[Selected excerpt Boundary: Start]
# How long until your pup was housebroken?



## Chilly dog (Aug 16, 2005)

Just out of curiosity and because I could be doing something wrong!


----------



## littlepeanut (Dec 5, 2004)

I said less than a month, but Peanut was already trained when we brought him home at 12 weeks. Tic probably took about 2 months to become reliable, but he still had accidents here and there for another 2 months


----------



## k/c mom (Oct 9, 2004)

Kallie took a full year! She was totally stubborn. She regressed some when I got Catcher. Right now, neither are 100% trained... Catcher is better than Kallie but they each have an "accident" a couple times a month. I think it will be this way forever... it's sort of a routine and I've learned to live with it. Wouldn't it be great if someone invented a carpet that had some sort of enzyme stuff built right in so that accidents would not ever stain or smell!!


----------



## 3Maltmom (May 23, 2005)

Let's see, Henry is almost four and has daily accidents, Billy was trained at six-months but regressed when Henry moved in, Joplin and Frankie do great when they are downstairs. Make a long story short, I had tile installed - lol


----------



## MaxMommy (Nov 1, 2005)

...........still working at it...he's 4 months old now. Thinking about changing the rugs already.


----------



## Brinkley & Neyland's Mom (Jun 14, 2004)

Brink was pretty reliable by 5 or 6 months, although he still occasionally has an oops...









Neyland...








We are at almost 14 weeks...and he only occasionally seems like he "gets" it.







I am already seeing that he will be nowhere near as reliable as Brink was as early.


----------



## Mystify79 (Apr 6, 2004)

Tuffy was about 95% in 2 weeks and 98% in 1 month. He came paper trained from the breeder and just immediately picked it up. He had an issue here and there but it was never very often. He regressed when I moved his pee pad. He did start to mark when I got Pixie but I don't really consider those accidents so much as him peeing there on purpose when he totally knew better. I have had a devil of a time training my Yorkie Pixie though.. she's 11 months old and still has accidents here and there. She's willful and just has refused to learn to go on the pad. Even Tuffy looks at me like, "Mom, I told her that she shouldn't be peeing there but she did it anyways." and then he rolls his eyes at her. Moral of the story, some dogs just take longer than others.. don't get discouraged, just keep working on it.
[Selected excerpt Boundary: End]
[Dataset extract Boundary: Start]
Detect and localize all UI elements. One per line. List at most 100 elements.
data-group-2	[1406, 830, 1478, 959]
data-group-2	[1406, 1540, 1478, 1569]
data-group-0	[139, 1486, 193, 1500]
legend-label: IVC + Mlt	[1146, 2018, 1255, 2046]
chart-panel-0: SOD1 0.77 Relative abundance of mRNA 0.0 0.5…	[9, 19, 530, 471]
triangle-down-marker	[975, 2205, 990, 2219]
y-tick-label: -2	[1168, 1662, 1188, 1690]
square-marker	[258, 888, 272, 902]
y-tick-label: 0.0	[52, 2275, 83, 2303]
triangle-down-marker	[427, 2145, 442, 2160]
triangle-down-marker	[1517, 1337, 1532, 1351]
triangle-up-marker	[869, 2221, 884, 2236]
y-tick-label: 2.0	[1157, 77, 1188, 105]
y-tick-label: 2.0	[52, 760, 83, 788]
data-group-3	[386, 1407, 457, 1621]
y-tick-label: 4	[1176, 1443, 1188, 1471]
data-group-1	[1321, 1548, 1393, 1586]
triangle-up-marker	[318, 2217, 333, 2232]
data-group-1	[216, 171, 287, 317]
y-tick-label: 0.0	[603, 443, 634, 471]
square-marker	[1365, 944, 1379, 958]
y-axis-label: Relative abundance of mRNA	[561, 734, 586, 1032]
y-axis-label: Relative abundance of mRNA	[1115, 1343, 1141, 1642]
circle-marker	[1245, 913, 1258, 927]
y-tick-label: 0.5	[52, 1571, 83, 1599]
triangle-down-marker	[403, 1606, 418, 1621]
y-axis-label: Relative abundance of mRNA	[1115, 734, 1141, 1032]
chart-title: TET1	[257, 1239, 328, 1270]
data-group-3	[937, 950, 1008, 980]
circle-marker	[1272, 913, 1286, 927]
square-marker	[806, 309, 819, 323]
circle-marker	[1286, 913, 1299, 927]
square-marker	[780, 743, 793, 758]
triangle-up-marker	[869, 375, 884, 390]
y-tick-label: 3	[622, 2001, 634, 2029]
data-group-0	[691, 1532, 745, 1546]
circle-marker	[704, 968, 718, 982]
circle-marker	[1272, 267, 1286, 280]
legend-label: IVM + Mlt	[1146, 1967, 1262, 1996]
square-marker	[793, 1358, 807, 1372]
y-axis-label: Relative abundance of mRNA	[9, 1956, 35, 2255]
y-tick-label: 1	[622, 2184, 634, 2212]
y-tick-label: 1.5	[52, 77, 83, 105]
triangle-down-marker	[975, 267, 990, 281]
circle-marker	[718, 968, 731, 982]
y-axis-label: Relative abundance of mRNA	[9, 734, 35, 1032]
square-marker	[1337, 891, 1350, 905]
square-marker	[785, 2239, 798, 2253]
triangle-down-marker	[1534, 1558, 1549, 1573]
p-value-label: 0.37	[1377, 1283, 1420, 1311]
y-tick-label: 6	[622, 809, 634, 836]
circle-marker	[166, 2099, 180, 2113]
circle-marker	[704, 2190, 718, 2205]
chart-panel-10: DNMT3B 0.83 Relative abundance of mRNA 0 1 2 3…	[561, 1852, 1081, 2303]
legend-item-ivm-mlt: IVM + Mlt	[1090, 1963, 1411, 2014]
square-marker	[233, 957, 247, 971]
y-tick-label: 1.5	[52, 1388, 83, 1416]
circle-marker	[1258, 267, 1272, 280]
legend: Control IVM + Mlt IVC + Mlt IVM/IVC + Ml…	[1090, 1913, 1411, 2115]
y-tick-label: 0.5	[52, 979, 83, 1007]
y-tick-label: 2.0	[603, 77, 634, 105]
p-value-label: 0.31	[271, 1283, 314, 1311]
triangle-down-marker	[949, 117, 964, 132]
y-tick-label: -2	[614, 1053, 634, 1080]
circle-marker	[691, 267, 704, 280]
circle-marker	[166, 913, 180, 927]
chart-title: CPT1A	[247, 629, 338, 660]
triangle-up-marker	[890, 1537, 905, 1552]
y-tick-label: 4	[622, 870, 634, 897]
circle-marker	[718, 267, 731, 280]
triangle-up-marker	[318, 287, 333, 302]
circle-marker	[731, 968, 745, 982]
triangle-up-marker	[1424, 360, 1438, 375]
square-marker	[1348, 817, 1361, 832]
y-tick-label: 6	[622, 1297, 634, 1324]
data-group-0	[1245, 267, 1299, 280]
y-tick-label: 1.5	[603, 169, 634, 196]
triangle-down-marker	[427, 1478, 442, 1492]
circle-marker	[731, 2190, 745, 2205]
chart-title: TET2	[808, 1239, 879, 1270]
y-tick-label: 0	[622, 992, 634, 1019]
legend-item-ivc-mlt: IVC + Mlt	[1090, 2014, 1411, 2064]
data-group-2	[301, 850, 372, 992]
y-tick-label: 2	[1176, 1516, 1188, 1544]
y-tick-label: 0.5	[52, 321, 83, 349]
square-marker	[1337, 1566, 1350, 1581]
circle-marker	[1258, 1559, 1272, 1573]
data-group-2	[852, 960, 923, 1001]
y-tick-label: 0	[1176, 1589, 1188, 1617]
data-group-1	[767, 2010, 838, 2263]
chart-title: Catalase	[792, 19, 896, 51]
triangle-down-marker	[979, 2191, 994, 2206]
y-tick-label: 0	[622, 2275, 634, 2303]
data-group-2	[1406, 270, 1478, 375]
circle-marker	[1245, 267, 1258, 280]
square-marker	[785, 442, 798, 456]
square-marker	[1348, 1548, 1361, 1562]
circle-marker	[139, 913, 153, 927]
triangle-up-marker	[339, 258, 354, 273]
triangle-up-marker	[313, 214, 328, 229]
[Dataset extract Boundary: End]
Task instructions:
• A. Answer these questions about the housebreaking thread:
(i) How old was Peanut when he was brought home?
(ii) What did 3Maltmom have installed?
(iii) How old is Pixie, according to Mystify79?
• B. Output the housebreaking thread from "Kallie took a" up to and including "stain or smell!!".
The data entries have no role here.

Answers:
• A.
(i) 12 weeks
(ii) Tile
(iii) 11 months

• B.
Kallie took a full year! She was totally stubborn. She regressed some when I got Catcher. Right now, neither are 100% trained... Catcher is better than Kallie but they each have an "accident" a couple times a month. I think it will be this way forever... it's sort of a routine and I've learned to live with it. Wouldn't it be great if someone invented a carpet that had some sort of enzyme stuff built right in so that accidents would not ever stain or smell!!